▶ **Stored items**:
--------------------------------------------------

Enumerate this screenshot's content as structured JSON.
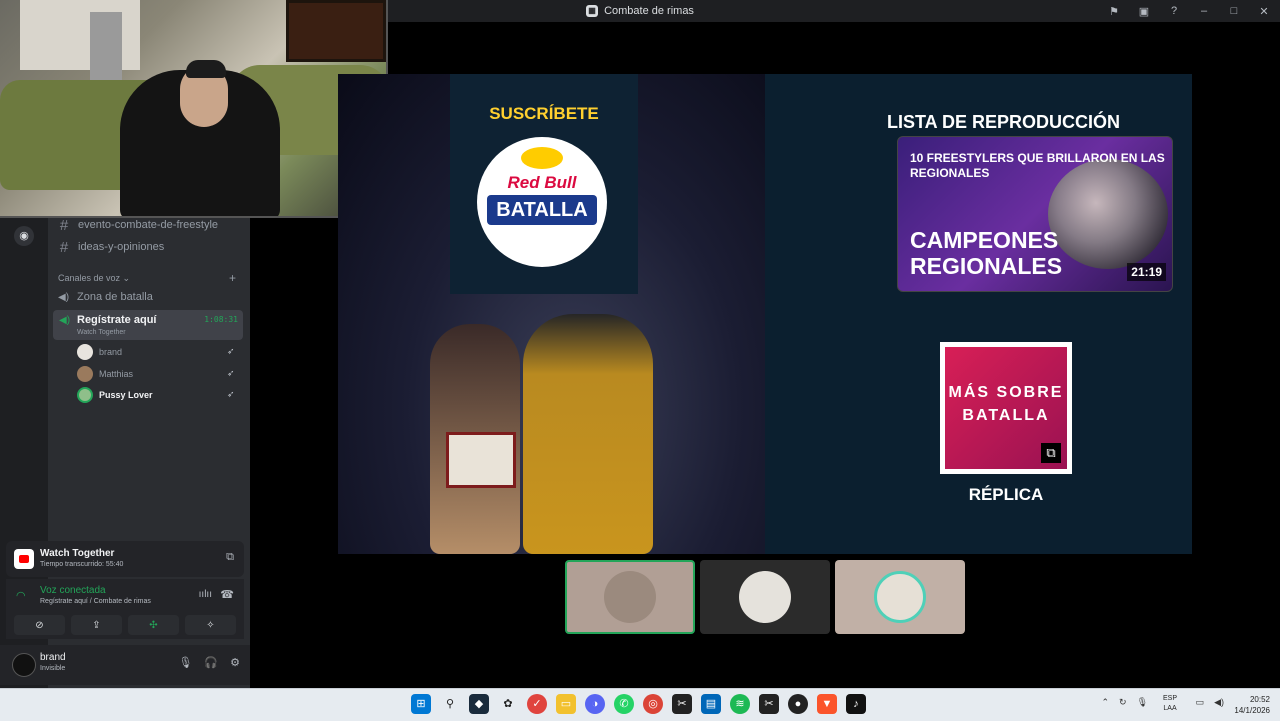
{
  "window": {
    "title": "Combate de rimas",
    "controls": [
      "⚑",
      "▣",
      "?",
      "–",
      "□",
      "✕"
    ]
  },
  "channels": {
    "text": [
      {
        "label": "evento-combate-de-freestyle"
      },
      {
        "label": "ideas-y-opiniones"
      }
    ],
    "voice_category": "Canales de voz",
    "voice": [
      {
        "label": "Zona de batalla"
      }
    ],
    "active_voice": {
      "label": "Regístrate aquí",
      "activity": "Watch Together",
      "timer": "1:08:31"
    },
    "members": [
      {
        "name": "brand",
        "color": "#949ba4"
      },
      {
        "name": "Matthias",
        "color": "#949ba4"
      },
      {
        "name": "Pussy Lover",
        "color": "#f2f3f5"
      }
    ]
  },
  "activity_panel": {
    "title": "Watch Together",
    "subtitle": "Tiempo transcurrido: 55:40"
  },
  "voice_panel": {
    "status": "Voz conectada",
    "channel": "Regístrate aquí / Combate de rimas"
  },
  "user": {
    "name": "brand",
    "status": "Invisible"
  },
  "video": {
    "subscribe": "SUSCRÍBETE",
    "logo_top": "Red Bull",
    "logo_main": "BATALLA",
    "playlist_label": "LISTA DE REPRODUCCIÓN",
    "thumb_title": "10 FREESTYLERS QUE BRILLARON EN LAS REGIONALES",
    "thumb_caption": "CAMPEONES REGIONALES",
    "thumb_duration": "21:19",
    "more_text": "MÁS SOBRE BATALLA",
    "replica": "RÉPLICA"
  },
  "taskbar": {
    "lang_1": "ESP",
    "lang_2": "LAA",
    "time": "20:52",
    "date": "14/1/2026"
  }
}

--------------------------------------------------

▶ **AIM OF THE TASK**: Transcribe all of the material exactly, leaving out whatever pictures it contains.

▶ **OUTPUT OF THE EXERCISE**:
Enumerate this screenshot's content as structured JSON.
{
  "window": {
    "title": "Combate de rimas",
    "controls": [
      "⚑",
      "▣",
      "?",
      "–",
      "□",
      "✕"
    ]
  },
  "channels": {
    "text": [
      {
        "label": "evento-combate-de-freestyle"
      },
      {
        "label": "ideas-y-opiniones"
      }
    ],
    "voice_category": "Canales de voz",
    "voice": [
      {
        "label": "Zona de batalla"
      }
    ],
    "active_voice": {
      "label": "Regístrate aquí",
      "activity": "Watch Together",
      "timer": "1:08:31"
    },
    "members": [
      {
        "name": "brand",
        "color": "#949ba4"
      },
      {
        "name": "Matthias",
        "color": "#949ba4"
      },
      {
        "name": "Pussy Lover",
        "color": "#f2f3f5"
      }
    ]
  },
  "activity_panel": {
    "title": "Watch Together",
    "subtitle": "Tiempo transcurrido: 55:40"
  },
  "voice_panel": {
    "status": "Voz conectada",
    "channel": "Regístrate aquí / Combate de rimas"
  },
  "user": {
    "name": "brand",
    "status": "Invisible"
  },
  "video": {
    "subscribe": "SUSCRÍBETE",
    "logo_top": "Red Bull",
    "logo_main": "BATALLA",
    "playlist_label": "LISTA DE REPRODUCCIÓN",
    "thumb_title": "10 FREESTYLERS QUE BRILLARON EN LAS REGIONALES",
    "thumb_caption": "CAMPEONES REGIONALES",
    "thumb_duration": "21:19",
    "more_text": "MÁS SOBRE BATALLA",
    "replica": "RÉPLICA"
  },
  "taskbar": {
    "lang_1": "ESP",
    "lang_2": "LAA",
    "time": "20:52",
    "date": "14/1/2026"
  }
}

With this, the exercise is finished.